Copy every entry precisely.

>> START EXTRACTED MATERIAL

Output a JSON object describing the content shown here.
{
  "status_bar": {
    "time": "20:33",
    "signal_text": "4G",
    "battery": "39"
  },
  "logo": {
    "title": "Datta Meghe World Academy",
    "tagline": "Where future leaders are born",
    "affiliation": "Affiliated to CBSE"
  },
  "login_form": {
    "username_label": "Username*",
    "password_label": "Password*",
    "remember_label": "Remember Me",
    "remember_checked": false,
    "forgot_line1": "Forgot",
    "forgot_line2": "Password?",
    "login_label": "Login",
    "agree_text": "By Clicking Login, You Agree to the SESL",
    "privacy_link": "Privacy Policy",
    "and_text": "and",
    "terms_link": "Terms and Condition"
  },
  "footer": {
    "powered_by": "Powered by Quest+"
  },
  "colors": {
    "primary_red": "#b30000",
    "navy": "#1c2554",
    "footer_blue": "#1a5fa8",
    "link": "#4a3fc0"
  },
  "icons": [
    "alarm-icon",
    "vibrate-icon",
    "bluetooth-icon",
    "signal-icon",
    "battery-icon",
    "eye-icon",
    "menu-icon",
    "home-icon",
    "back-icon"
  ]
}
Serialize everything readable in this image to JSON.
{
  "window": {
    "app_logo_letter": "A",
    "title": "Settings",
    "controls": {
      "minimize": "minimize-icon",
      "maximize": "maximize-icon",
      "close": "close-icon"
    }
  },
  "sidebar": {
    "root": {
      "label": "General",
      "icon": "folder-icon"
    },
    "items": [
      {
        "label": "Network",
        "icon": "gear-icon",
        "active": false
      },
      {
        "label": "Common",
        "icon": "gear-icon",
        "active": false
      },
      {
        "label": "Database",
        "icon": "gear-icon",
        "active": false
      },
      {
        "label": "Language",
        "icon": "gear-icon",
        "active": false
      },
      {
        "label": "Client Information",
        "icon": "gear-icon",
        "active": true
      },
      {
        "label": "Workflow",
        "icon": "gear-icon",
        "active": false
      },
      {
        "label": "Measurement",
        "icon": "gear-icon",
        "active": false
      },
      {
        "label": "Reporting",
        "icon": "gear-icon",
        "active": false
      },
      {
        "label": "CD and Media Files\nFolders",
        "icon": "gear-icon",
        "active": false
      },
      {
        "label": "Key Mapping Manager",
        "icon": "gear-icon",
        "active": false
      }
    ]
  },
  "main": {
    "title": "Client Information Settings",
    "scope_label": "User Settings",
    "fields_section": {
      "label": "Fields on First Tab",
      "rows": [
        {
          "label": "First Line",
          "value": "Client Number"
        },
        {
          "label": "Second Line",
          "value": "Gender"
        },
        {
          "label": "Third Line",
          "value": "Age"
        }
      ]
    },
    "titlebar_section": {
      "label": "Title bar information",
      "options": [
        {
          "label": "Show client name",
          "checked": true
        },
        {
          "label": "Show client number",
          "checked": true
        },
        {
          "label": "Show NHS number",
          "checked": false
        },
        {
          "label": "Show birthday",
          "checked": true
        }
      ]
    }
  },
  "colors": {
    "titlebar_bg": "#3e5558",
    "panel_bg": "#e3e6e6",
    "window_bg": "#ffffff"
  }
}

>> END EXTRACTED MATERIAL

**SOLUTION TO THIS PROBLEM:**
Output a JSON object describing the content shown here.
{
  "status_bar": {
    "time": "20:33",
    "signal_text": "4G",
    "battery": "39"
  },
  "logo": {
    "title": "Datta Meghe World Academy",
    "tagline": "Where future leaders are born",
    "affiliation": "Affiliated to CBSE"
  },
  "login_form": {
    "username_label": "Username*",
    "password_label": "Password*",
    "remember_label": "Remember Me",
    "remember_checked": false,
    "forgot_line1": "Forgot",
    "forgot_line2": "Password?",
    "login_label": "Login",
    "agree_text": "By Clicking Login, You Agree to the SESL",
    "privacy_link": "Privacy Policy",
    "and_text": "and",
    "terms_link": "Terms and Condition"
  },
  "footer": {
    "powered_by": "Powered by Quest+"
  },
  "colors": {
    "primary_red": "#b30000",
    "navy": "#1c2554",
    "footer_blue": "#1a5fa8",
    "link": "#4a3fc0"
  },
  "icons": [
    "alarm-icon",
    "vibrate-icon",
    "bluetooth-icon",
    "signal-icon",
    "battery-icon",
    "eye-icon",
    "menu-icon",
    "home-icon",
    "back-icon"
  ]
}
Serialize everything readable in this image to JSON.
{
  "window": {
    "app_logo_letter": "A",
    "title": "Settings",
    "controls": {
      "minimize": "minimize-icon",
      "maximize": "maximize-icon",
      "close": "close-icon"
    }
  },
  "sidebar": {
    "root": {
      "label": "General",
      "icon": "folder-icon"
    },
    "items": [
      {
        "label": "Network",
        "icon": "gear-icon",
        "active": false
      },
      {
        "label": "Common",
        "icon": "gear-icon",
        "active": false
      },
      {
        "label": "Database",
        "icon": "gear-icon",
        "active": false
      },
      {
        "label": "Language",
        "icon": "gear-icon",
        "active": false
      },
      {
        "label": "Client Information",
        "icon": "gear-icon",
        "active": true
      },
      {
        "label": "Workflow",
        "icon": "gear-icon",
        "active": false
      },
      {
        "label": "Measurement",
        "icon": "gear-icon",
        "active": false
      },
      {
        "label": "Reporting",
        "icon": "gear-icon",
        "active": false
      },
      {
        "label": "CD and Media Files\nFolders",
        "icon": "gear-icon",
        "active": false
      },
      {
        "label": "Key Mapping Manager",
        "icon": "gear-icon",
        "active": false
      }
    ]
  },
  "main": {
    "title": "Client Information Settings",
    "scope_label": "User Settings",
    "fields_section": {
      "label": "Fields on First Tab",
      "rows": [
        {
          "label": "First Line",
          "value": "Client Number"
        },
        {
          "label": "Second Line",
          "value": "Gender"
        },
        {
          "label": "Third Line",
          "value": "Age"
        }
      ]
    },
    "titlebar_section": {
      "label": "Title bar information",
      "options": [
        {
          "label": "Show client name",
          "checked": true
        },
        {
          "label": "Show client number",
          "checked": true
        },
        {
          "label": "Show NHS number",
          "checked": false
        },
        {
          "label": "Show birthday",
          "checked": true
        }
      ]
    }
  },
  "colors": {
    "titlebar_bg": "#3e5558",
    "panel_bg": "#e3e6e6",
    "window_bg": "#ffffff"
  }
}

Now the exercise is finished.